Your goal
The records that follow are to be repeated exactly, with the pictures removed.

————

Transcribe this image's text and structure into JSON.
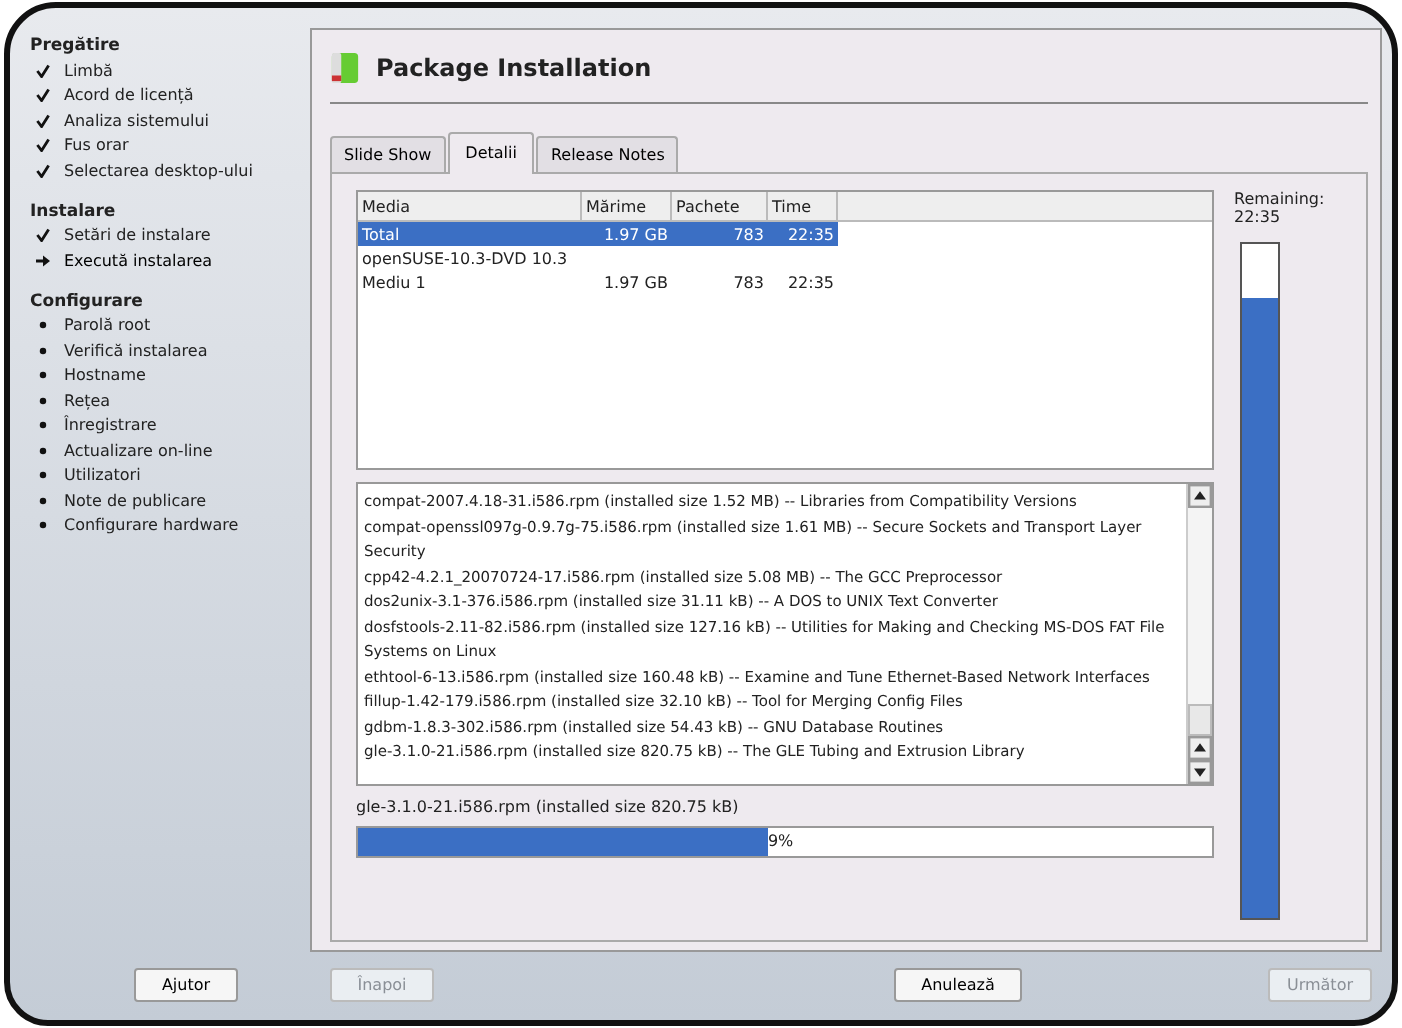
{
  "sidebar": {
    "sections": [
      {
        "title": "Pregătire",
        "items": [
          {
            "label": "Limbă",
            "kind": "done"
          },
          {
            "label": "Acord de licență",
            "kind": "done"
          },
          {
            "label": "Analiza sistemului",
            "kind": "done"
          },
          {
            "label": "Fus orar",
            "kind": "done"
          },
          {
            "label": "Selectarea desktop-ului",
            "kind": "done"
          }
        ]
      },
      {
        "title": "Instalare",
        "items": [
          {
            "label": "Setări de instalare",
            "kind": "done"
          },
          {
            "label": "Execută instalarea",
            "kind": "current"
          }
        ]
      },
      {
        "title": "Configurare",
        "items": [
          {
            "label": "Parolă root",
            "kind": "pending"
          },
          {
            "label": "Verifică instalarea",
            "kind": "pending"
          },
          {
            "label": "Hostname",
            "kind": "pending"
          },
          {
            "label": "Rețea",
            "kind": "pending"
          },
          {
            "label": "Înregistrare",
            "kind": "pending"
          },
          {
            "label": "Actualizare on-line",
            "kind": "pending"
          },
          {
            "label": "Utilizatori",
            "kind": "pending"
          },
          {
            "label": "Note de publicare",
            "kind": "pending"
          },
          {
            "label": "Configurare hardware",
            "kind": "pending"
          }
        ]
      }
    ]
  },
  "title": "Package Installation",
  "tabs": [
    {
      "label": "Slide Show",
      "selected": false
    },
    {
      "label": "Detalii",
      "selected": true
    },
    {
      "label": "Release Notes",
      "selected": false
    }
  ],
  "media_table": {
    "columns": [
      "Media",
      "Mărime",
      "Pachete",
      "Time"
    ],
    "rows": [
      {
        "cells": [
          "Total",
          "1.97 GB",
          "783",
          "22:35"
        ],
        "selected": true
      },
      {
        "cells": [
          "openSUSE-10.3-DVD 10.3",
          "",
          "",
          ""
        ],
        "selected": false
      },
      {
        "cells": [
          "Mediu 1",
          "1.97 GB",
          "783",
          "22:35"
        ],
        "selected": false
      }
    ]
  },
  "remaining": {
    "label": "Remaining:",
    "time": "22:35",
    "level": 0.92
  },
  "log": [
    "compat-2007.4.18-31.i586.rpm (installed size 1.52 MB) -- Libraries from Compatibility Versions",
    "compat-openssl097g-0.9.7g-75.i586.rpm (installed size 1.61 MB) -- Secure Sockets and Transport Layer Security",
    "cpp42-4.2.1_20070724-17.i586.rpm (installed size 5.08 MB) -- The GCC Preprocessor",
    "dos2unix-3.1-376.i586.rpm (installed size 31.11 kB) -- A DOS to UNIX Text Converter",
    "dosfstools-2.11-82.i586.rpm (installed size 127.16 kB) -- Utilities for Making and Checking MS-DOS FAT File Systems on Linux",
    "ethtool-6-13.i586.rpm (installed size 160.48 kB) -- Examine and Tune Ethernet-Based Network Interfaces",
    "fillup-1.42-179.i586.rpm (installed size 32.10 kB) -- Tool for Merging Config Files",
    "gdbm-1.8.3-302.i586.rpm (installed size 54.43 kB) -- GNU Database Routines",
    "gle-3.1.0-21.i586.rpm (installed size 820.75 kB) -- The GLE Tubing and Extrusion Library"
  ],
  "current": {
    "label": "gle-3.1.0-21.i586.rpm (installed size 820.75 kB)",
    "level": 0.48,
    "text": "9%"
  },
  "buttons": [
    {
      "label": "Ajutor",
      "disabled": false
    },
    {
      "label": "Înapoi",
      "disabled": true
    },
    {
      "label": "Anulează",
      "disabled": false
    },
    {
      "label": "Următor",
      "disabled": true
    }
  ]
}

————

Exercise result
Transcribe this image's text and structure into JSON.
{
  "sidebar": {
    "sections": [
      {
        "title": "Pregătire",
        "items": [
          {
            "label": "Limbă",
            "kind": "done"
          },
          {
            "label": "Acord de licență",
            "kind": "done"
          },
          {
            "label": "Analiza sistemului",
            "kind": "done"
          },
          {
            "label": "Fus orar",
            "kind": "done"
          },
          {
            "label": "Selectarea desktop-ului",
            "kind": "done"
          }
        ]
      },
      {
        "title": "Instalare",
        "items": [
          {
            "label": "Setări de instalare",
            "kind": "done"
          },
          {
            "label": "Execută instalarea",
            "kind": "current"
          }
        ]
      },
      {
        "title": "Configurare",
        "items": [
          {
            "label": "Parolă root",
            "kind": "pending"
          },
          {
            "label": "Verifică instalarea",
            "kind": "pending"
          },
          {
            "label": "Hostname",
            "kind": "pending"
          },
          {
            "label": "Rețea",
            "kind": "pending"
          },
          {
            "label": "Înregistrare",
            "kind": "pending"
          },
          {
            "label": "Actualizare on-line",
            "kind": "pending"
          },
          {
            "label": "Utilizatori",
            "kind": "pending"
          },
          {
            "label": "Note de publicare",
            "kind": "pending"
          },
          {
            "label": "Configurare hardware",
            "kind": "pending"
          }
        ]
      }
    ]
  },
  "title": "Package Installation",
  "tabs": [
    {
      "label": "Slide Show",
      "selected": false
    },
    {
      "label": "Detalii",
      "selected": true
    },
    {
      "label": "Release Notes",
      "selected": false
    }
  ],
  "media_table": {
    "columns": [
      "Media",
      "Mărime",
      "Pachete",
      "Time"
    ],
    "rows": [
      {
        "cells": [
          "Total",
          "1.97 GB",
          "783",
          "22:35"
        ],
        "selected": true
      },
      {
        "cells": [
          "openSUSE-10.3-DVD 10.3",
          "",
          "",
          ""
        ],
        "selected": false
      },
      {
        "cells": [
          "Mediu 1",
          "1.97 GB",
          "783",
          "22:35"
        ],
        "selected": false
      }
    ]
  },
  "remaining": {
    "label": "Remaining:",
    "time": "22:35",
    "level": 0.92
  },
  "log": [
    "compat-2007.4.18-31.i586.rpm (installed size 1.52 MB) -- Libraries from Compatibility Versions",
    "compat-openssl097g-0.9.7g-75.i586.rpm (installed size 1.61 MB) -- Secure Sockets and Transport Layer Security",
    "cpp42-4.2.1_20070724-17.i586.rpm (installed size 5.08 MB) -- The GCC Preprocessor",
    "dos2unix-3.1-376.i586.rpm (installed size 31.11 kB) -- A DOS to UNIX Text Converter",
    "dosfstools-2.11-82.i586.rpm (installed size 127.16 kB) -- Utilities for Making and Checking MS-DOS FAT File Systems on Linux",
    "ethtool-6-13.i586.rpm (installed size 160.48 kB) -- Examine and Tune Ethernet-Based Network Interfaces",
    "fillup-1.42-179.i586.rpm (installed size 32.10 kB) -- Tool for Merging Config Files",
    "gdbm-1.8.3-302.i586.rpm (installed size 54.43 kB) -- GNU Database Routines",
    "gle-3.1.0-21.i586.rpm (installed size 820.75 kB) -- The GLE Tubing and Extrusion Library"
  ],
  "current": {
    "label": "gle-3.1.0-21.i586.rpm (installed size 820.75 kB)",
    "level": 0.48,
    "text": "9%"
  },
  "buttons": [
    {
      "label": "Ajutor",
      "disabled": false
    },
    {
      "label": "Înapoi",
      "disabled": true
    },
    {
      "label": "Anulează",
      "disabled": false
    },
    {
      "label": "Următor",
      "disabled": true
    }
  ]
}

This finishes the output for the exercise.